Set task:
Write out each line of the material again, word for word.

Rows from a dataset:
------------------------------------------------------------
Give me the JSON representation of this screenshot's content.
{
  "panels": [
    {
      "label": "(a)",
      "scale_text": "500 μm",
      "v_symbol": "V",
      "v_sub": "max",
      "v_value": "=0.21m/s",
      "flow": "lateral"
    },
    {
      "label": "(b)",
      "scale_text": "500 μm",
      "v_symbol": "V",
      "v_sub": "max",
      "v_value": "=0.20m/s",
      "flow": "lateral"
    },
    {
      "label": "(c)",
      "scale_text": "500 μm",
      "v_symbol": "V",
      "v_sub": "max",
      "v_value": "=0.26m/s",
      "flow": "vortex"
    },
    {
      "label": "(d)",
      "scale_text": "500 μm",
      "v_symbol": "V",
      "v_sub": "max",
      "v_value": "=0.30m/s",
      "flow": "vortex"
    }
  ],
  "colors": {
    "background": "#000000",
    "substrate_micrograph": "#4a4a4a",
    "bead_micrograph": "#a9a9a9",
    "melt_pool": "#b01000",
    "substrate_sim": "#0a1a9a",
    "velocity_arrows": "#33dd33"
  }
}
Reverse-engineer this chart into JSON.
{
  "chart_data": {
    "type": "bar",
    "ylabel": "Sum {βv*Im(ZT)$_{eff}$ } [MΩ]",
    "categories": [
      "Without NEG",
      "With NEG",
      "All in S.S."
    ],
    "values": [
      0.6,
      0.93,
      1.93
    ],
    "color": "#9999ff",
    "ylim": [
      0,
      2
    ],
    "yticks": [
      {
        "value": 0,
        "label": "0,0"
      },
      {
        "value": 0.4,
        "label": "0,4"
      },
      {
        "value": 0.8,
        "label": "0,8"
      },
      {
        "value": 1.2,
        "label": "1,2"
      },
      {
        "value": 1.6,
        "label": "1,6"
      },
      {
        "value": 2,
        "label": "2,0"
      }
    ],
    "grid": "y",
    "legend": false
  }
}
------------------------------------------------------------
Task answer:
Give me the JSON representation of this screenshot's content.
{
  "panels": [
    {
      "label": "(a)",
      "scale_text": "500 μm",
      "v_symbol": "V",
      "v_sub": "max",
      "v_value": "=0.21m/s",
      "flow": "lateral"
    },
    {
      "label": "(b)",
      "scale_text": "500 μm",
      "v_symbol": "V",
      "v_sub": "max",
      "v_value": "=0.20m/s",
      "flow": "lateral"
    },
    {
      "label": "(c)",
      "scale_text": "500 μm",
      "v_symbol": "V",
      "v_sub": "max",
      "v_value": "=0.26m/s",
      "flow": "vortex"
    },
    {
      "label": "(d)",
      "scale_text": "500 μm",
      "v_symbol": "V",
      "v_sub": "max",
      "v_value": "=0.30m/s",
      "flow": "vortex"
    }
  ],
  "colors": {
    "background": "#000000",
    "substrate_micrograph": "#4a4a4a",
    "bead_micrograph": "#a9a9a9",
    "melt_pool": "#b01000",
    "substrate_sim": "#0a1a9a",
    "velocity_arrows": "#33dd33"
  }
}
Reverse-engineer this chart into JSON.
{
  "chart_data": {
    "type": "bar",
    "ylabel": "Sum {βv*Im(ZT)$_{eff}$ } [MΩ]",
    "categories": [
      "Without NEG",
      "With NEG",
      "All in S.S."
    ],
    "values": [
      0.6,
      0.93,
      1.93
    ],
    "color": "#9999ff",
    "ylim": [
      0,
      2
    ],
    "yticks": [
      {
        "value": 0,
        "label": "0,0"
      },
      {
        "value": 0.4,
        "label": "0,4"
      },
      {
        "value": 0.8,
        "label": "0,8"
      },
      {
        "value": 1.2,
        "label": "1,2"
      },
      {
        "value": 1.6,
        "label": "1,6"
      },
      {
        "value": 2,
        "label": "2,0"
      }
    ],
    "grid": "y",
    "legend": false
  }
}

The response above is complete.